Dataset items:
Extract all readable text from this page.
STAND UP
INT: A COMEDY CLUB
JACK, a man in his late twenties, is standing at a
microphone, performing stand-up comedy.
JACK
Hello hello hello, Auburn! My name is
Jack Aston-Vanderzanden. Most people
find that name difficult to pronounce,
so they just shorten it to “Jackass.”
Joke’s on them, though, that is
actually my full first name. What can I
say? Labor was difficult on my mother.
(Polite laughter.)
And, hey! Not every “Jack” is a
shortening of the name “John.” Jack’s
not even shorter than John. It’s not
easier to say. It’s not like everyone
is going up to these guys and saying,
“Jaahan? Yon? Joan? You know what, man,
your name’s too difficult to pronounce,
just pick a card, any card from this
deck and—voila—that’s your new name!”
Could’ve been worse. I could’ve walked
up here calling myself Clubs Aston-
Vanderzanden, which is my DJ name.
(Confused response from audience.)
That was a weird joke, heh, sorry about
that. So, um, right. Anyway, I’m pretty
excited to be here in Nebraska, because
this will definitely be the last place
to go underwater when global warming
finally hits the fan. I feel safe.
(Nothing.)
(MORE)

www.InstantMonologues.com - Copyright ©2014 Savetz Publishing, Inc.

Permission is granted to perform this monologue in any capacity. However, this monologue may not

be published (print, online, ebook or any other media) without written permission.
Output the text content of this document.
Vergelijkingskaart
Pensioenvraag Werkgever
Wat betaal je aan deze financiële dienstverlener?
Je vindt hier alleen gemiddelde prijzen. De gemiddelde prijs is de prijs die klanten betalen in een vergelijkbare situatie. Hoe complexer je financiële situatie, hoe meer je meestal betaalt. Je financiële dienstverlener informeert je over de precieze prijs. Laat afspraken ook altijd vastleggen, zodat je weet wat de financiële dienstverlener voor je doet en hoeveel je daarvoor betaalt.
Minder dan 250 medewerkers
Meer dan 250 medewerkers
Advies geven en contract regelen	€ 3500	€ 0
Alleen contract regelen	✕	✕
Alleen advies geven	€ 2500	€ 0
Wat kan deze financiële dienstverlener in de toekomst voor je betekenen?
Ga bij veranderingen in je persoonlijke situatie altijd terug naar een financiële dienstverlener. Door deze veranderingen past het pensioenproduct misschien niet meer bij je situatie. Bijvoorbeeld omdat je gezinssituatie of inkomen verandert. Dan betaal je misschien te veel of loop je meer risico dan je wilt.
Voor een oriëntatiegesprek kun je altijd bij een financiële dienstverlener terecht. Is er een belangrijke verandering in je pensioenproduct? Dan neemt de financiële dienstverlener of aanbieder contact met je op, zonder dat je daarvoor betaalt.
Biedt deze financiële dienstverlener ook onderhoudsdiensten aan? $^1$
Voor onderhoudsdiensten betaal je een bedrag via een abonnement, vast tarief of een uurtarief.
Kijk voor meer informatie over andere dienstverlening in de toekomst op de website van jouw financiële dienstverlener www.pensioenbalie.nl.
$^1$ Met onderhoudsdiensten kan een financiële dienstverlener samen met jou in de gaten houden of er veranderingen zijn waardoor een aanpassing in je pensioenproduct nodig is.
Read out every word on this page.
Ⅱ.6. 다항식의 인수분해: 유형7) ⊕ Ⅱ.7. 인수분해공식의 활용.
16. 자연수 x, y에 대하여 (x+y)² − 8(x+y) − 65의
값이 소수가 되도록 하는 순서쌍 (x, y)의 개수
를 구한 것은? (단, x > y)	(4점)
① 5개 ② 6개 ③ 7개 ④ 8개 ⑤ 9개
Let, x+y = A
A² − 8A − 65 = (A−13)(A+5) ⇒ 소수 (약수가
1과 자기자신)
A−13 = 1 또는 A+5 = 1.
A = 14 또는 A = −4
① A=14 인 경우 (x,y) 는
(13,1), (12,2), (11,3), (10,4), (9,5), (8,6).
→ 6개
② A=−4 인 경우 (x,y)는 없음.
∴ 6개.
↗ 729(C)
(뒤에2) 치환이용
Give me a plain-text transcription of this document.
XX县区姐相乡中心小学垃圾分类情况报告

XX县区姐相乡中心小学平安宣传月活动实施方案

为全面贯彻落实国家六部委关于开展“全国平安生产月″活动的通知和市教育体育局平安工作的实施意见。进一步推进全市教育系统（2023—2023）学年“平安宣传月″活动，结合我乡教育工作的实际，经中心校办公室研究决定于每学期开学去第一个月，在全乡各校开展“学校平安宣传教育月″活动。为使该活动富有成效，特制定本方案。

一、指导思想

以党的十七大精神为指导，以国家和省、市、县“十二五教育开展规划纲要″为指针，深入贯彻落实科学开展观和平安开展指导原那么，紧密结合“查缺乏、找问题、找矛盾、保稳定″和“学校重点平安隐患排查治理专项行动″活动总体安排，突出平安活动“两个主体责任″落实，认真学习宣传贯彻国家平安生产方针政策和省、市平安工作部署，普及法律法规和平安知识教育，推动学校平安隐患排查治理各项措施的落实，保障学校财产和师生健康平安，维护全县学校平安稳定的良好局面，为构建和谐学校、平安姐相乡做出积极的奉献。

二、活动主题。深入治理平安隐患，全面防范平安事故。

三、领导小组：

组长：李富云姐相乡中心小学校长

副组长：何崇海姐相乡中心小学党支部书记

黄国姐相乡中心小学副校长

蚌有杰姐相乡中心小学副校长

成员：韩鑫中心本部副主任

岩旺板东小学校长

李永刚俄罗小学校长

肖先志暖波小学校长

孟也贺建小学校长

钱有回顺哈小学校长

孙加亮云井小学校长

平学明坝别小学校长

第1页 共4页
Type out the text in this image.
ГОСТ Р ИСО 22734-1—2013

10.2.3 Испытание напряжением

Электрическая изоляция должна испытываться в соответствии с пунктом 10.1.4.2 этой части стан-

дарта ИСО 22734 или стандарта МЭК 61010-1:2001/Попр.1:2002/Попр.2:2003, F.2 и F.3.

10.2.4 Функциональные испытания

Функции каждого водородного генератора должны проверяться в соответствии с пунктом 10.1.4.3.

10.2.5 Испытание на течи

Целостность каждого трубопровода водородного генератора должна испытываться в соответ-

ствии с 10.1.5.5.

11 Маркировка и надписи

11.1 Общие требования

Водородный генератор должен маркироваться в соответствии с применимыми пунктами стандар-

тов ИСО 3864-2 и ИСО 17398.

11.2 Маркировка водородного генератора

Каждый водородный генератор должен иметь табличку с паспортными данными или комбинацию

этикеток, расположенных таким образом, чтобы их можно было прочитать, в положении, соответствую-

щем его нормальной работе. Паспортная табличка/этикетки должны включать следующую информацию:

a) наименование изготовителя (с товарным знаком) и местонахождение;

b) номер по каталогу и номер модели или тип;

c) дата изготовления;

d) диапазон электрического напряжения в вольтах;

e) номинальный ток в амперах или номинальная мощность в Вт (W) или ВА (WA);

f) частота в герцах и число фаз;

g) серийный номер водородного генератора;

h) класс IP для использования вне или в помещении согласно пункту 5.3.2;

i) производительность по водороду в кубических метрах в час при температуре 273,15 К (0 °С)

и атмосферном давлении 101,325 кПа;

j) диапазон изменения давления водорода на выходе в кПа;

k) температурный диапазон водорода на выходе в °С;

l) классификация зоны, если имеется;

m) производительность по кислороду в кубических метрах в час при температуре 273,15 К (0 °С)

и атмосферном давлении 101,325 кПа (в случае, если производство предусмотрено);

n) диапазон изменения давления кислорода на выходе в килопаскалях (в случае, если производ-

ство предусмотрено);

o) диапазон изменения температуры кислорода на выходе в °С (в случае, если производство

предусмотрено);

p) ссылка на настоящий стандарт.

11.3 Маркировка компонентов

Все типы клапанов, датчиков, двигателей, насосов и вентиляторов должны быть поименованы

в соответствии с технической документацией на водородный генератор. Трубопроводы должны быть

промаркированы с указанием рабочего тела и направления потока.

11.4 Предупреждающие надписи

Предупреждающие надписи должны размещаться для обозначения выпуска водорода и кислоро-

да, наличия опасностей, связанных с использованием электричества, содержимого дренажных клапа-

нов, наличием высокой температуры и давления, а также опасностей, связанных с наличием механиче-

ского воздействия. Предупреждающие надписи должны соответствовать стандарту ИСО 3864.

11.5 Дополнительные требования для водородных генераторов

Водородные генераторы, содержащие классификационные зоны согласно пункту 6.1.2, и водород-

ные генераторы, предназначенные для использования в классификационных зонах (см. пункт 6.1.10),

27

Written exercise
Filter lines by "требования" and return each hit.

Written response
11.1 Общие требования
11.5 Дополнительные требования для водородных генераторов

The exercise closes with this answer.